Instructions to follow: Write the material out again, line by line, exactly as it is.

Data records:
· · · · ·

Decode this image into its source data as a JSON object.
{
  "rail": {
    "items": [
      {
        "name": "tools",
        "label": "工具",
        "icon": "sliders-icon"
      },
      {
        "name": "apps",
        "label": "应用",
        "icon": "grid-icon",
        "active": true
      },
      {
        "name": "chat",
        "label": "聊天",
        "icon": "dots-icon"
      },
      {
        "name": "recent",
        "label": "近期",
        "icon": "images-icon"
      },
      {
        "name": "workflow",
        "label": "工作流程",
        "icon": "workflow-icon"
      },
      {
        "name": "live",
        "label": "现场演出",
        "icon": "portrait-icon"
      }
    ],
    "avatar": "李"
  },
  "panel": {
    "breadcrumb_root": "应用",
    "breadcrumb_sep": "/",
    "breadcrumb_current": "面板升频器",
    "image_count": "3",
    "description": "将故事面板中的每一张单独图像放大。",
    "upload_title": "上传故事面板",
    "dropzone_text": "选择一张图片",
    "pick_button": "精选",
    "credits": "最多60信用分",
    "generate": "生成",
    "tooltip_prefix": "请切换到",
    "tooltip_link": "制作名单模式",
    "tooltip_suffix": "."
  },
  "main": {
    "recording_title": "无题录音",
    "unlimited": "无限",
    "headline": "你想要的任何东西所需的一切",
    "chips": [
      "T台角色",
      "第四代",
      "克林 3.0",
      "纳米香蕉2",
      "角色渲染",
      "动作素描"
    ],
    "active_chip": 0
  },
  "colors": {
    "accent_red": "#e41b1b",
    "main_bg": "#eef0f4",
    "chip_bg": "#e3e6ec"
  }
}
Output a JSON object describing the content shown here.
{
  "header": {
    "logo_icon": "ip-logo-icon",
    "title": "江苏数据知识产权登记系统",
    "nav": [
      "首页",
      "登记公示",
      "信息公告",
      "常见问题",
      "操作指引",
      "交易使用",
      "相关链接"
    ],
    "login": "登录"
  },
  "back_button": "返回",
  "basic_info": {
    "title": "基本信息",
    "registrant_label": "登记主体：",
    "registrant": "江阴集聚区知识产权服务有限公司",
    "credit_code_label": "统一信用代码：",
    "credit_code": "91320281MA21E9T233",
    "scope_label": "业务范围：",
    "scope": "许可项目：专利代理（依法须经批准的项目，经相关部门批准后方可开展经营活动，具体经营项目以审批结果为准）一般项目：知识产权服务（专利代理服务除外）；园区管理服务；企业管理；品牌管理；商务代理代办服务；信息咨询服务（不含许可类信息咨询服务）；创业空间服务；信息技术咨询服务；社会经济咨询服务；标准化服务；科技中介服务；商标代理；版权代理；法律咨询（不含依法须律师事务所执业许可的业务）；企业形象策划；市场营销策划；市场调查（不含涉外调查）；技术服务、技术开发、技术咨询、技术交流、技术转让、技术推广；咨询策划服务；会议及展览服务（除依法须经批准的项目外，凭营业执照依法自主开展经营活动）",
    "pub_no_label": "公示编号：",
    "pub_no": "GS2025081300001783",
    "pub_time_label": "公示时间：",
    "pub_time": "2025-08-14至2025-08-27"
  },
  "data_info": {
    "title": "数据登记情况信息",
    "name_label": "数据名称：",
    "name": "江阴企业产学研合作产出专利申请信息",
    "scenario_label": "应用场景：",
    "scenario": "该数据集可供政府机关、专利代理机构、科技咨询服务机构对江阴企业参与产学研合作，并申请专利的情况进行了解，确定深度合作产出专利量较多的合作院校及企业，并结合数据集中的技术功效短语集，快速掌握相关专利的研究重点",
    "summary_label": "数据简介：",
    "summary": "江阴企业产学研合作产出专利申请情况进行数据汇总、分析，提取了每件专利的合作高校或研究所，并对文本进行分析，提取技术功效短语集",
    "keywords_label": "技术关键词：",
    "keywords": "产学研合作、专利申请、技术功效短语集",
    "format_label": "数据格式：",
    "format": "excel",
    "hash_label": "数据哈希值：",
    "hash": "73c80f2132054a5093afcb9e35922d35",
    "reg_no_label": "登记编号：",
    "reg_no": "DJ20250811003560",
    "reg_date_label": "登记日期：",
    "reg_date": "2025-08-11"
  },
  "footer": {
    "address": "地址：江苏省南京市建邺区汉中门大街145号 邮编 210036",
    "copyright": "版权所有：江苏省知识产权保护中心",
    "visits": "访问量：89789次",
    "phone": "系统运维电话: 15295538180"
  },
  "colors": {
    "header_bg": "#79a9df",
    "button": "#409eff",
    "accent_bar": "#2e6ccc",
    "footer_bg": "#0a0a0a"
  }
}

· · · · ·

Written answer:
Decode this image into its source data as a JSON object.
{
  "rail": {
    "items": [
      {
        "name": "tools",
        "label": "工具",
        "icon": "sliders-icon"
      },
      {
        "name": "apps",
        "label": "应用",
        "icon": "grid-icon",
        "active": true
      },
      {
        "name": "chat",
        "label": "聊天",
        "icon": "dots-icon"
      },
      {
        "name": "recent",
        "label": "近期",
        "icon": "images-icon"
      },
      {
        "name": "workflow",
        "label": "工作流程",
        "icon": "workflow-icon"
      },
      {
        "name": "live",
        "label": "现场演出",
        "icon": "portrait-icon"
      }
    ],
    "avatar": "李"
  },
  "panel": {
    "breadcrumb_root": "应用",
    "breadcrumb_sep": "/",
    "breadcrumb_current": "面板升频器",
    "image_count": "3",
    "description": "将故事面板中的每一张单独图像放大。",
    "upload_title": "上传故事面板",
    "dropzone_text": "选择一张图片",
    "pick_button": "精选",
    "credits": "最多60信用分",
    "generate": "生成",
    "tooltip_prefix": "请切换到",
    "tooltip_link": "制作名单模式",
    "tooltip_suffix": "."
  },
  "main": {
    "recording_title": "无题录音",
    "unlimited": "无限",
    "headline": "你想要的任何东西所需的一切",
    "chips": [
      "T台角色",
      "第四代",
      "克林 3.0",
      "纳米香蕉2",
      "角色渲染",
      "动作素描"
    ],
    "active_chip": 0
  },
  "colors": {
    "accent_red": "#e41b1b",
    "main_bg": "#eef0f4",
    "chip_bg": "#e3e6ec"
  }
}
Output a JSON object describing the content shown here.
{
  "header": {
    "logo_icon": "ip-logo-icon",
    "title": "江苏数据知识产权登记系统",
    "nav": [
      "首页",
      "登记公示",
      "信息公告",
      "常见问题",
      "操作指引",
      "交易使用",
      "相关链接"
    ],
    "login": "登录"
  },
  "back_button": "返回",
  "basic_info": {
    "title": "基本信息",
    "registrant_label": "登记主体：",
    "registrant": "江阴集聚区知识产权服务有限公司",
    "credit_code_label": "统一信用代码：",
    "credit_code": "91320281MA21E9T233",
    "scope_label": "业务范围：",
    "scope": "许可项目：专利代理（依法须经批准的项目，经相关部门批准后方可开展经营活动，具体经营项目以审批结果为准）一般项目：知识产权服务（专利代理服务除外）；园区管理服务；企业管理；品牌管理；商务代理代办服务；信息咨询服务（不含许可类信息咨询服务）；创业空间服务；信息技术咨询服务；社会经济咨询服务；标准化服务；科技中介服务；商标代理；版权代理；法律咨询（不含依法须律师事务所执业许可的业务）；企业形象策划；市场营销策划；市场调查（不含涉外调查）；技术服务、技术开发、技术咨询、技术交流、技术转让、技术推广；咨询策划服务；会议及展览服务（除依法须经批准的项目外，凭营业执照依法自主开展经营活动）",
    "pub_no_label": "公示编号：",
    "pub_no": "GS2025081300001783",
    "pub_time_label": "公示时间：",
    "pub_time": "2025-08-14至2025-08-27"
  },
  "data_info": {
    "title": "数据登记情况信息",
    "name_label": "数据名称：",
    "name": "江阴企业产学研合作产出专利申请信息",
    "scenario_label": "应用场景：",
    "scenario": "该数据集可供政府机关、专利代理机构、科技咨询服务机构对江阴企业参与产学研合作，并申请专利的情况进行了解，确定深度合作产出专利量较多的合作院校及企业，并结合数据集中的技术功效短语集，快速掌握相关专利的研究重点",
    "summary_label": "数据简介：",
    "summary": "江阴企业产学研合作产出专利申请情况进行数据汇总、分析，提取了每件专利的合作高校或研究所，并对文本进行分析，提取技术功效短语集",
    "keywords_label": "技术关键词：",
    "keywords": "产学研合作、专利申请、技术功效短语集",
    "format_label": "数据格式：",
    "format": "excel",
    "hash_label": "数据哈希值：",
    "hash": "73c80f2132054a5093afcb9e35922d35",
    "reg_no_label": "登记编号：",
    "reg_no": "DJ20250811003560",
    "reg_date_label": "登记日期：",
    "reg_date": "2025-08-11"
  },
  "footer": {
    "address": "地址：江苏省南京市建邺区汉中门大街145号 邮编 210036",
    "copyright": "版权所有：江苏省知识产权保护中心",
    "visits": "访问量：89789次",
    "phone": "系统运维电话: 15295538180"
  },
  "colors": {
    "header_bg": "#79a9df",
    "button": "#409eff",
    "accent_bar": "#2e6ccc",
    "footer_bg": "#0a0a0a"
  }
}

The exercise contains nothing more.